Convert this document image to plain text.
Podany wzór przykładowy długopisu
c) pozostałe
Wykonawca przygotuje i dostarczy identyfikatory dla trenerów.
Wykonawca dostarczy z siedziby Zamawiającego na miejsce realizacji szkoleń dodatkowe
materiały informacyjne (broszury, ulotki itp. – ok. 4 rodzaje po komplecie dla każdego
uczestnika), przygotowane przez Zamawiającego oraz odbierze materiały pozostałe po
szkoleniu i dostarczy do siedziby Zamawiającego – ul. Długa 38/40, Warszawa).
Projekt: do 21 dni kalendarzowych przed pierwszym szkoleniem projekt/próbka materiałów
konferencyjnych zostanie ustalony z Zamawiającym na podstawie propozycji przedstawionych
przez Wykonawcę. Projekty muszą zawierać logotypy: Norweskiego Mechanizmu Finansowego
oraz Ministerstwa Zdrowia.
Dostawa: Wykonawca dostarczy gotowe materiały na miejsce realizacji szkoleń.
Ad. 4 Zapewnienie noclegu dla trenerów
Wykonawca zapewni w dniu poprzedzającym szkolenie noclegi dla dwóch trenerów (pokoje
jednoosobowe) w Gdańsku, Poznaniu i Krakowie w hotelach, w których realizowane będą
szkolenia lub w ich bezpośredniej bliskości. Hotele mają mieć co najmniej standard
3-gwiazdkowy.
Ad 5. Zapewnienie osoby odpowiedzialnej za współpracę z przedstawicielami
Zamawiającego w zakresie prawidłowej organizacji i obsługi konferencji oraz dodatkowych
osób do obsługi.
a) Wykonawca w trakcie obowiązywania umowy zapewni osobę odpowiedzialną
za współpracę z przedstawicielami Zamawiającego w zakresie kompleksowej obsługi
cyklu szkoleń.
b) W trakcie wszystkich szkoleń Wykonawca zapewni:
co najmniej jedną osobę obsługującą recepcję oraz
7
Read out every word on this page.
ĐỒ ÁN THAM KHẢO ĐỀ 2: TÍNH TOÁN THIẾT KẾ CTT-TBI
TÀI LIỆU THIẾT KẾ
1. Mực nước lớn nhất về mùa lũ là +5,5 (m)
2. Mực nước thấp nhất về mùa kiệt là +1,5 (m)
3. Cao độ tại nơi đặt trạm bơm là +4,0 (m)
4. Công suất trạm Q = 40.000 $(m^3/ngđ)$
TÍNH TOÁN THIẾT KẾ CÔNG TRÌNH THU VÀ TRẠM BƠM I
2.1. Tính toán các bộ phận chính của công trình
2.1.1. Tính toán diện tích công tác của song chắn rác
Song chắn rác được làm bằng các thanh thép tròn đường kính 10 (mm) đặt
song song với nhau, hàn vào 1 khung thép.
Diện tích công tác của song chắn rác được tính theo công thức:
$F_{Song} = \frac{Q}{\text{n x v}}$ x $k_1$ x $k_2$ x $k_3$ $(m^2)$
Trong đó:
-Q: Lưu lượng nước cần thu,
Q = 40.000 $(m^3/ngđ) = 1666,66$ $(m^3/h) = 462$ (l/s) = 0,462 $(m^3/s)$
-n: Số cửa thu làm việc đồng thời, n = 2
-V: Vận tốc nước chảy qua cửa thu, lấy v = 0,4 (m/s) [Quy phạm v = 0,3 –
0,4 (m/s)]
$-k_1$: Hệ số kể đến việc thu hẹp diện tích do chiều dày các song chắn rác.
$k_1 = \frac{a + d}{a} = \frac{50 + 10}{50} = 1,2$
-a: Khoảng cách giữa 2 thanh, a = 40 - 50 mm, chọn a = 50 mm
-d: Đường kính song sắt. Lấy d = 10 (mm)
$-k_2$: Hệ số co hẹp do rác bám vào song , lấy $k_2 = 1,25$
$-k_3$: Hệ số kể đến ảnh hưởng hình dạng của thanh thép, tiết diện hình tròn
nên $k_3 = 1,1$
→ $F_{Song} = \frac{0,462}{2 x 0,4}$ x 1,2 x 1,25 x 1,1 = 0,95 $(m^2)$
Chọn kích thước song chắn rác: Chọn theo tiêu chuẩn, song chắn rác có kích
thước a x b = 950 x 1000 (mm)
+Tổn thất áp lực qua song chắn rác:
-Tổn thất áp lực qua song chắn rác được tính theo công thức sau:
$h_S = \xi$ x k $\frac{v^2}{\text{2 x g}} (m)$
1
----
● Task brief
Only the lines from the one that contains "Read out every word on this page." to the end of the entries above should be given again, exactly and in full.

● Response to the task
Read out every word on this page.
ĐỒ ÁN THAM KHẢO ĐỀ 2: TÍNH TOÁN THIẾT KẾ CTT-TBI
TÀI LIỆU THIẾT KẾ
1. Mực nước lớn nhất về mùa lũ là +5,5 (m)
2. Mực nước thấp nhất về mùa kiệt là +1,5 (m)
3. Cao độ tại nơi đặt trạm bơm là +4,0 (m)
4. Công suất trạm Q = 40.000 $(m^3/ngđ)$
TÍNH TOÁN THIẾT KẾ CÔNG TRÌNH THU VÀ TRẠM BƠM I
2.1. Tính toán các bộ phận chính của công trình
2.1.1. Tính toán diện tích công tác của song chắn rác
Song chắn rác được làm bằng các thanh thép tròn đường kính 10 (mm) đặt
song song với nhau, hàn vào 1 khung thép.
Diện tích công tác của song chắn rác được tính theo công thức:
$F_{Song} = \frac{Q}{\text{n x v}}$ x $k_1$ x $k_2$ x $k_3$ $(m^2)$
Trong đó:
-Q: Lưu lượng nước cần thu,
Q = 40.000 $(m^3/ngđ) = 1666,66$ $(m^3/h) = 462$ (l/s) = 0,462 $(m^3/s)$
-n: Số cửa thu làm việc đồng thời, n = 2
-V: Vận tốc nước chảy qua cửa thu, lấy v = 0,4 (m/s) [Quy phạm v = 0,3 –
0,4 (m/s)]
$-k_1$: Hệ số kể đến việc thu hẹp diện tích do chiều dày các song chắn rác.
$k_1 = \frac{a + d}{a} = \frac{50 + 10}{50} = 1,2$
-a: Khoảng cách giữa 2 thanh, a = 40 - 50 mm, chọn a = 50 mm
-d: Đường kính song sắt. Lấy d = 10 (mm)
$-k_2$: Hệ số co hẹp do rác bám vào song , lấy $k_2 = 1,25$
$-k_3$: Hệ số kể đến ảnh hưởng hình dạng của thanh thép, tiết diện hình tròn
nên $k_3 = 1,1$
→ $F_{Song} = \frac{0,462}{2 x 0,4}$ x 1,2 x 1,25 x 1,1 = 0,95 $(m^2)$
Chọn kích thước song chắn rác: Chọn theo tiêu chuẩn, song chắn rác có kích
thước a x b = 950 x 1000 (mm)
+Tổn thất áp lực qua song chắn rác:
-Tổn thất áp lực qua song chắn rác được tính theo công thức sau:
$h_S = \xi$ x k $\frac{v^2}{\text{2 x g}} (m)$
1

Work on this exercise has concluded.